Task to carry out: Give back the full material, exactly as it reads.

[start of Listing]

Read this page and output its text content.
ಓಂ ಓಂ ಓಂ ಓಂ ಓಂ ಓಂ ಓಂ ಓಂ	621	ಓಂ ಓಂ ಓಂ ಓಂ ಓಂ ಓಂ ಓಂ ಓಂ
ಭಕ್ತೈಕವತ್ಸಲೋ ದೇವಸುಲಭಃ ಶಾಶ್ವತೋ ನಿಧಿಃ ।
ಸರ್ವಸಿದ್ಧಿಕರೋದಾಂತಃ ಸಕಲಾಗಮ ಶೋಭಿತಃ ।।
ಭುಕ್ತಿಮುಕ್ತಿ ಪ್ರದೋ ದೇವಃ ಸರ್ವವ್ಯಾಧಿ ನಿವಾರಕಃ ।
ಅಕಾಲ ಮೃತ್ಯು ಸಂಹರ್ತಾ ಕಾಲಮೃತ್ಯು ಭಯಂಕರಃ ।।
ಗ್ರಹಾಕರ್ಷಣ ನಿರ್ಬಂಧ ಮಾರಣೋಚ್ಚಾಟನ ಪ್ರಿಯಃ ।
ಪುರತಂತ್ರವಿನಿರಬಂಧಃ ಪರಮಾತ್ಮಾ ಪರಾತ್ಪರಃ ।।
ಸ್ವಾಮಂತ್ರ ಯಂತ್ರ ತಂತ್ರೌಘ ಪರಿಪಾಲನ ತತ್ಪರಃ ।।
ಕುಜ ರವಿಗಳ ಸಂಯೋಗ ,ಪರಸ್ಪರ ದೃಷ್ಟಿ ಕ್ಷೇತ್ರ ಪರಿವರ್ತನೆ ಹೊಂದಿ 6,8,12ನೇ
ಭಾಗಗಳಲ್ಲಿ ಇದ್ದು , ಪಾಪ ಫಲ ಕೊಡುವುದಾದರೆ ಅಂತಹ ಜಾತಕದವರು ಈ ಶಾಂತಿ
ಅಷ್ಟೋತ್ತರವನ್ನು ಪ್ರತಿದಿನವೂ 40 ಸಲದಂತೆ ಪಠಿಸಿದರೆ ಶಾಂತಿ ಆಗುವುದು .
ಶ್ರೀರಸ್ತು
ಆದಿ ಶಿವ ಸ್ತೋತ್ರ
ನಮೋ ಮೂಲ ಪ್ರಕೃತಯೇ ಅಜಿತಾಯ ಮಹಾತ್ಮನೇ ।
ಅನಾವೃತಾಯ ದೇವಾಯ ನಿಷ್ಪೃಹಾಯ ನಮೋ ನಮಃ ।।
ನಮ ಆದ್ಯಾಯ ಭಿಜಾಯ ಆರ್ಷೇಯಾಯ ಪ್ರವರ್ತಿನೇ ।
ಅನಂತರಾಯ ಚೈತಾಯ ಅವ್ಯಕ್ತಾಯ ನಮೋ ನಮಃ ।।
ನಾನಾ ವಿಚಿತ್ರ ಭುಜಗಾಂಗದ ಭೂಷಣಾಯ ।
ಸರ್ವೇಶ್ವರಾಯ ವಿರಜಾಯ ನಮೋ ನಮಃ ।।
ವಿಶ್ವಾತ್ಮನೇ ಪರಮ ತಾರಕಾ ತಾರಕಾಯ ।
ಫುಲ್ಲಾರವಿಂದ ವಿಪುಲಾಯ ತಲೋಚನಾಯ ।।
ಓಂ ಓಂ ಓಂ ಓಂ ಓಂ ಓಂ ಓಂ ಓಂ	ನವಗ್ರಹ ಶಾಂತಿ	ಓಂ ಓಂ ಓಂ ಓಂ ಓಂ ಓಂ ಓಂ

[end of Listing]

Response to this task:
Read this page and output its text content.
ಓಂ ಓಂ ಓಂ ಓಂ ಓಂ ಓಂ ಓಂ ಓಂ	621	ಓಂ ಓಂ ಓಂ ಓಂ ಓಂ ಓಂ ಓಂ ಓಂ
ಭಕ್ತೈಕವತ್ಸಲೋ ದೇವಸುಲಭಃ ಶಾಶ್ವತೋ ನಿಧಿಃ ।
ಸರ್ವಸಿದ್ಧಿಕರೋದಾಂತಃ ಸಕಲಾಗಮ ಶೋಭಿತಃ ।।
ಭುಕ್ತಿಮುಕ್ತಿ ಪ್ರದೋ ದೇವಃ ಸರ್ವವ್ಯಾಧಿ ನಿವಾರಕಃ ।
ಅಕಾಲ ಮೃತ್ಯು ಸಂಹರ್ತಾ ಕಾಲಮೃತ್ಯು ಭಯಂಕರಃ ।।
ಗ್ರಹಾಕರ್ಷಣ ನಿರ್ಬಂಧ ಮಾರಣೋಚ್ಚಾಟನ ಪ್ರಿಯಃ ।
ಪುರತಂತ್ರವಿನಿರಬಂಧಃ ಪರಮಾತ್ಮಾ ಪರಾತ್ಪರಃ ।।
ಸ್ವಾಮಂತ್ರ ಯಂತ್ರ ತಂತ್ರೌಘ ಪರಿಪಾಲನ ತತ್ಪರಃ ।।
ಕುಜ ರವಿಗಳ ಸಂಯೋಗ ,ಪರಸ್ಪರ ದೃಷ್ಟಿ ಕ್ಷೇತ್ರ ಪರಿವರ್ತನೆ ಹೊಂದಿ 6,8,12ನೇ
ಭಾಗಗಳಲ್ಲಿ ಇದ್ದು , ಪಾಪ ಫಲ ಕೊಡುವುದಾದರೆ ಅಂತಹ ಜಾತಕದವರು ಈ ಶಾಂತಿ
ಅಷ್ಟೋತ್ತರವನ್ನು ಪ್ರತಿದಿನವೂ 40 ಸಲದಂತೆ ಪಠಿಸಿದರೆ ಶಾಂತಿ ಆಗುವುದು .
ಶ್ರೀರಸ್ತು
ಆದಿ ಶಿವ ಸ್ತೋತ್ರ
ನಮೋ ಮೂಲ ಪ್ರಕೃತಯೇ ಅಜಿತಾಯ ಮಹಾತ್ಮನೇ ।
ಅನಾವೃತಾಯ ದೇವಾಯ ನಿಷ್ಪೃಹಾಯ ನಮೋ ನಮಃ ।।
ನಮ ಆದ್ಯಾಯ ಭಿಜಾಯ ಆರ್ಷೇಯಾಯ ಪ್ರವರ್ತಿನೇ ।
ಅನಂತರಾಯ ಚೈತಾಯ ಅವ್ಯಕ್ತಾಯ ನಮೋ ನಮಃ ।।
ನಾನಾ ವಿಚಿತ್ರ ಭುಜಗಾಂಗದ ಭೂಷಣಾಯ ।
ಸರ್ವೇಶ್ವರಾಯ ವಿರಜಾಯ ನಮೋ ನಮಃ ।।
ವಿಶ್ವಾತ್ಮನೇ ಪರಮ ತಾರಕಾ ತಾರಕಾಯ ।
ಫುಲ್ಲಾರವಿಂದ ವಿಪುಲಾಯ ತಲೋಚನಾಯ ।।
ಓಂ ಓಂ ಓಂ ಓಂ ಓಂ ಓಂ ಓಂ ಓಂ	ನವಗ್ರಹ ಶಾಂತಿ	ಓಂ ಓಂ ಓಂ ಓಂ ಓಂ ಓಂ ಓಂ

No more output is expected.